The Katydids play a group of midwestern educators on TV Land's Teachers. Credit: TV Land

The Katydids
first performed together eight years ago for a simple reason: all six women had variations on the same first name. Caitlin Barlow, Katy Colloton, Cate Freedman, Kate Lambert, Katie O’Brien, and Kathryn Renée Thomas started out as an improv group, then moved to sketch, then created the webseries Teachers, now a TV Land sitcom produced by Alison Brie (Community, Mad Men).

The group returned to Chicago for the show’s premiere last week, and I talked to them over lunch while they remained bundled in winter jackets and scarves—they’ve grown accustomed to warmer weather during their rise in LA. But worry not, these girls haven’t forgotten their Chicago roots. They talked about local comedy theaters, making a female-dominated TV show, and experimental Chicago comedy.

Did you all start at the same theater?

Thomas: We all took classes at iO, and we were going through it at about the same time, but a lot of us took classes at Second City, the Annoyance, performing all over town.

Freedman: I was thinking about it today and was getting very emotional thinking about our premiere at iO. Barlow and I actually met in [iO founder] Charna [Halpern]’s level-one [class] ten years ago this year. We’ve just had such a long beautiful relationship.

MATERIAL SHOWN:
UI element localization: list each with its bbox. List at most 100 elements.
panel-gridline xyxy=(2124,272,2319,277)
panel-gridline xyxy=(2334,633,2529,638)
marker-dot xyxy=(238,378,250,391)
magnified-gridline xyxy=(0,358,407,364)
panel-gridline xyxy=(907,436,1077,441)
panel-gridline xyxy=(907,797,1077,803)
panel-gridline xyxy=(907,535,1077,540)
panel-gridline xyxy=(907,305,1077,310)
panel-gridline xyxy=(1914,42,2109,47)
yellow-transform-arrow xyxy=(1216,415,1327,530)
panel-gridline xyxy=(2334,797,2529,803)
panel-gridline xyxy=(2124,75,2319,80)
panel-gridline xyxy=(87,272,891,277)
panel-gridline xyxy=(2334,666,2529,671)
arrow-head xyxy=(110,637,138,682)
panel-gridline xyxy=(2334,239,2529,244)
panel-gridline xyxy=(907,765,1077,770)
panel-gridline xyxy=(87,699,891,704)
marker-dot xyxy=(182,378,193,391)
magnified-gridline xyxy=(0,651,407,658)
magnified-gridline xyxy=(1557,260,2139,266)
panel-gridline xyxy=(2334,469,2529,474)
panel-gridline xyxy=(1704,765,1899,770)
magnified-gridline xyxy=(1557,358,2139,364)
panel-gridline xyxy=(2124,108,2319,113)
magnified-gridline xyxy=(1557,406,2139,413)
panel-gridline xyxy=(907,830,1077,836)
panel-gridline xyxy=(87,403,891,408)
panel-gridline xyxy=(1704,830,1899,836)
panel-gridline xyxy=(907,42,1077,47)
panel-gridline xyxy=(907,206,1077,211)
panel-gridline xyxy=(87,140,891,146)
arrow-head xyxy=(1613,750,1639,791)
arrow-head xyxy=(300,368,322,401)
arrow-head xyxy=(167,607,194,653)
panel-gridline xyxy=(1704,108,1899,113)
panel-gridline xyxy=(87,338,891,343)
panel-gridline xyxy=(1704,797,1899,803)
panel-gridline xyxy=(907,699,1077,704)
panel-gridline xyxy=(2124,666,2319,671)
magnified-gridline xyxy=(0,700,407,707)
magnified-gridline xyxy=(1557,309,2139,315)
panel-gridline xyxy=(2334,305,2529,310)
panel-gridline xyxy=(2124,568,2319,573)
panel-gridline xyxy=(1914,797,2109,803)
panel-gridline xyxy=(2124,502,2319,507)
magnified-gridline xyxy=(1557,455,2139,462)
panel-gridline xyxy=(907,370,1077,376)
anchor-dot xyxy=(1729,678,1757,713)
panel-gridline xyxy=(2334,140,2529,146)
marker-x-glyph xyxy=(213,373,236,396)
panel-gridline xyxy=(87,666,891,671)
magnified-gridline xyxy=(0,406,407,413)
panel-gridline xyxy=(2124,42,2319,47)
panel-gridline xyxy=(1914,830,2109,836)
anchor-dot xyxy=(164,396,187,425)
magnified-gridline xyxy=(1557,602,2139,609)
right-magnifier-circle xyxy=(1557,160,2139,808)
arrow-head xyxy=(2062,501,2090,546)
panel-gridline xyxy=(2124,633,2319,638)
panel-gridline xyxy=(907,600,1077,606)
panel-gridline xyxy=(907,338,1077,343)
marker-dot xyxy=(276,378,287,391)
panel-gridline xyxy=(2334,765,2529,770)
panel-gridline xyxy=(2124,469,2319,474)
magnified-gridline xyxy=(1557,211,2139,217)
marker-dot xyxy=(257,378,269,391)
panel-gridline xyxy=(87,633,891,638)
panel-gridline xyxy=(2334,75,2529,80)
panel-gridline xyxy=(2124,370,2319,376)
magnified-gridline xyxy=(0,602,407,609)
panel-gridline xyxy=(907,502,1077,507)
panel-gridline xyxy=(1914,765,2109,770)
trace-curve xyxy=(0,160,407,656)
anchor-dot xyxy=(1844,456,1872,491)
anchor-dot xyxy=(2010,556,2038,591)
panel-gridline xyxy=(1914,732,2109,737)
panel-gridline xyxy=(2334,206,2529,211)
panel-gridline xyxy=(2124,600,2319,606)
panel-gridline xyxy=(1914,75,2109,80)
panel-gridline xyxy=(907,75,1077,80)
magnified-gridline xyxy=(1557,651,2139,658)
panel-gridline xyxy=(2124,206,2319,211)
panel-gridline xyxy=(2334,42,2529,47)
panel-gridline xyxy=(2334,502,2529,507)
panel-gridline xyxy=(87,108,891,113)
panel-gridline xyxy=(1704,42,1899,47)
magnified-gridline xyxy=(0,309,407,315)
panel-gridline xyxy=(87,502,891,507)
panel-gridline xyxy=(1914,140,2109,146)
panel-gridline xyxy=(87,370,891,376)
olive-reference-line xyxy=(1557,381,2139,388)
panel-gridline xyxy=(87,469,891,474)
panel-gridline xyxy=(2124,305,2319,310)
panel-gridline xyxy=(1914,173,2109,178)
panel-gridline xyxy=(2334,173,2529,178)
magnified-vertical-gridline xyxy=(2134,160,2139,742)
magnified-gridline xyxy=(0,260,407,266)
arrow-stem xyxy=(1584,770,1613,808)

GIVEN EXERCISE:
Can you copy out the Katydids interview in full, word for word? The data comes from a separate source and has no connection to the Katydids interview.

EXERCISE ANSWER:
The Katydids play a group of midwestern educators on TV Land's Teachers. Credit: TV Land

The Katydids
first performed together eight years ago for a simple reason: all six women had variations on the same first name. Caitlin Barlow, Katy Colloton, Cate Freedman, Kate Lambert, Katie O’Brien, and Kathryn Renée Thomas started out as an improv group, then moved to sketch, then created the webseries Teachers, now a TV Land sitcom produced by Alison Brie (Community, Mad Men).

The group returned to Chicago for the show’s premiere last week, and I talked to them over lunch while they remained bundled in winter jackets and scarves—they’ve grown accustomed to warmer weather during their rise in LA. But worry not, these girls haven’t forgotten their Chicago roots. They talked about local comedy theaters, making a female-dominated TV show, and experimental Chicago comedy.

Did you all start at the same theater?

Thomas: We all took classes at iO, and we were going through it at about the same time, but a lot of us took classes at Second City, the Annoyance, performing all over town.

Freedman: I was thinking about it today and was getting very emotional thinking about our premiere at iO. Barlow and I actually met in [iO founder] Charna [Halpern]’s level-one [class] ten years ago this year. We’ve just had such a long beautiful relationship.